▸ Short task A
List every television series that the Mr Selfridge review names.

▸ Page excerpt
I'm referring to the guilty pleasure that is ITV1's recent hit series Mr Selfridge. Gasp if you will, but it's the first costume drama I've watched from start to finish - no, haven't seen Downtown Abbey or Mad Men. The thing about historically-inspired series, with their extended broadcast duration compared to films, can be exceptional educational tools. Especially for youngsters or people who are unfamiliar with the basics of history - which is probably most of the population.
|"One day offer only ladies, every item is free!"|
Although prone to a bit of over-embellishment (the facts more so than the frocks), a good period drama can effectively inspire untapped generations to wonder how our present is shaped by our past- a priceless effect. And with TV being the most talked about subject on Twitter, it's officially the most entertaining way to get an education, even you might need fact-checking afterwards. While I eagerly await for season two (filming starts in April, as let slip by 'Lady May' Katherine Kelly on Twitter last Sunday), here's what I enlightened.
Harry Selfridge is credited for transforming the way the British shopped in Edwardian times (when the department store was still a new concept), by introducing retailing 'radical' ideas from the US. As unthinkable as it now sounds, until then shopping was for necessity rather than pleasure or fashion; the decadent reserve of the upper-class trophy-wives. "It is good to shop, isn't it?" asks a housewife, as if it were some vulgar, blasphemous act. However, the thought of the contemporary saying 'shop-'till-you-drop' might just have had a literal effect on some prudent Edwardians.
Several changes were revolutionary, primarily allowing the customer to conveniently access a wide variety of goods under one roof. To browse, try before you buy items off the rail, for example - versus products sold behind the counter. If you wanted a new dress, it would have taken weeks for multiple fittings and production. Think about that next time ASOS' homepage takes longer than five seconds to load.

▸ Bounding box entries

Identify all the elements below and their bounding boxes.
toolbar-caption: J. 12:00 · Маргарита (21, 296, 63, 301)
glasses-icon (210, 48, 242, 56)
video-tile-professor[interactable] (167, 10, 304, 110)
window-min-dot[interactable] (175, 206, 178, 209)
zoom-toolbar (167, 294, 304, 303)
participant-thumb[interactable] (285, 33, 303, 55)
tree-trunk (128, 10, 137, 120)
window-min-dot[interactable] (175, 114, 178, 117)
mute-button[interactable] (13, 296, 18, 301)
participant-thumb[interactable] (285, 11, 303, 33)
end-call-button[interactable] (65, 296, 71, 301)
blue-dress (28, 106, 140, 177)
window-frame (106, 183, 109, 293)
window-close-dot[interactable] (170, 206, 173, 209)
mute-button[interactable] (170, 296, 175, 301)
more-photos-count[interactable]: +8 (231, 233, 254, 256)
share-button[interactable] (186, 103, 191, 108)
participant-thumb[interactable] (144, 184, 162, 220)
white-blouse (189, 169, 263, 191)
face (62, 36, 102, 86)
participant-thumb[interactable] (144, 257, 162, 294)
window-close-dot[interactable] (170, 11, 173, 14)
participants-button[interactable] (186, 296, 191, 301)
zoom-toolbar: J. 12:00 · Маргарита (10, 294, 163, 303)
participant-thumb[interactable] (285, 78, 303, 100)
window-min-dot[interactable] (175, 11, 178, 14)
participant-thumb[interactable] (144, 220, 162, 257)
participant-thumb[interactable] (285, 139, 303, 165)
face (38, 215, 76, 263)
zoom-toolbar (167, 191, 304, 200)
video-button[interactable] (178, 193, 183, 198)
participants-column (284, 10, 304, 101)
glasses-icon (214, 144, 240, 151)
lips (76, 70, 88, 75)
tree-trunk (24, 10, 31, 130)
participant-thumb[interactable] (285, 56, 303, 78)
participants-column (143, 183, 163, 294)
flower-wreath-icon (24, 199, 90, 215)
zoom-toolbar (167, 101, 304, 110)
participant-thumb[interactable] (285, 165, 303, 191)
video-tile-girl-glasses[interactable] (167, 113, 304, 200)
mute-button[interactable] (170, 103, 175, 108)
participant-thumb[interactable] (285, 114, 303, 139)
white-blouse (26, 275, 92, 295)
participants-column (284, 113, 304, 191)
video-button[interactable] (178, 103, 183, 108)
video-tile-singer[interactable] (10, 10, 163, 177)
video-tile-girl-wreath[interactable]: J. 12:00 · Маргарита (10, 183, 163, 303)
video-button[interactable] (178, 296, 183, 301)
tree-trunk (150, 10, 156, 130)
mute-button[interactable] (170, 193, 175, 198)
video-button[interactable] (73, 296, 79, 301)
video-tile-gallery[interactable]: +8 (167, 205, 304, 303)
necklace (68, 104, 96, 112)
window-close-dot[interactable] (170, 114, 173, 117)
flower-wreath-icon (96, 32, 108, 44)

▸ Short task B
Repeat the bounding box rows from the very first row through the line containing "participant-thumb[interactable] (144, 257, 162, 294)", both ends included.

▸ Reply A
Mr Selfridge
Downtown Abbey
Mad Men

▸ Reply B
Identify all the elements below and their bounding boxes.
toolbar-caption: J. 12:00 · Маргарита (21, 296, 63, 301)
glasses-icon (210, 48, 242, 56)
video-tile-professor[interactable] (167, 10, 304, 110)
window-min-dot[interactable] (175, 206, 178, 209)
zoom-toolbar (167, 294, 304, 303)
participant-thumb[interactable] (285, 33, 303, 55)
tree-trunk (128, 10, 137, 120)
window-min-dot[interactable] (175, 114, 178, 117)
mute-button[interactable] (13, 296, 18, 301)
participant-thumb[interactable] (285, 11, 303, 33)
end-call-button[interactable] (65, 296, 71, 301)
blue-dress (28, 106, 140, 177)
window-frame (106, 183, 109, 293)
window-close-dot[interactable] (170, 206, 173, 209)
mute-button[interactable] (170, 296, 175, 301)
more-photos-count[interactable]: +8 (231, 233, 254, 256)
share-button[interactable] (186, 103, 191, 108)
participant-thumb[interactable] (144, 184, 162, 220)
white-blouse (189, 169, 263, 191)
face (62, 36, 102, 86)
participant-thumb[interactable] (144, 257, 162, 294)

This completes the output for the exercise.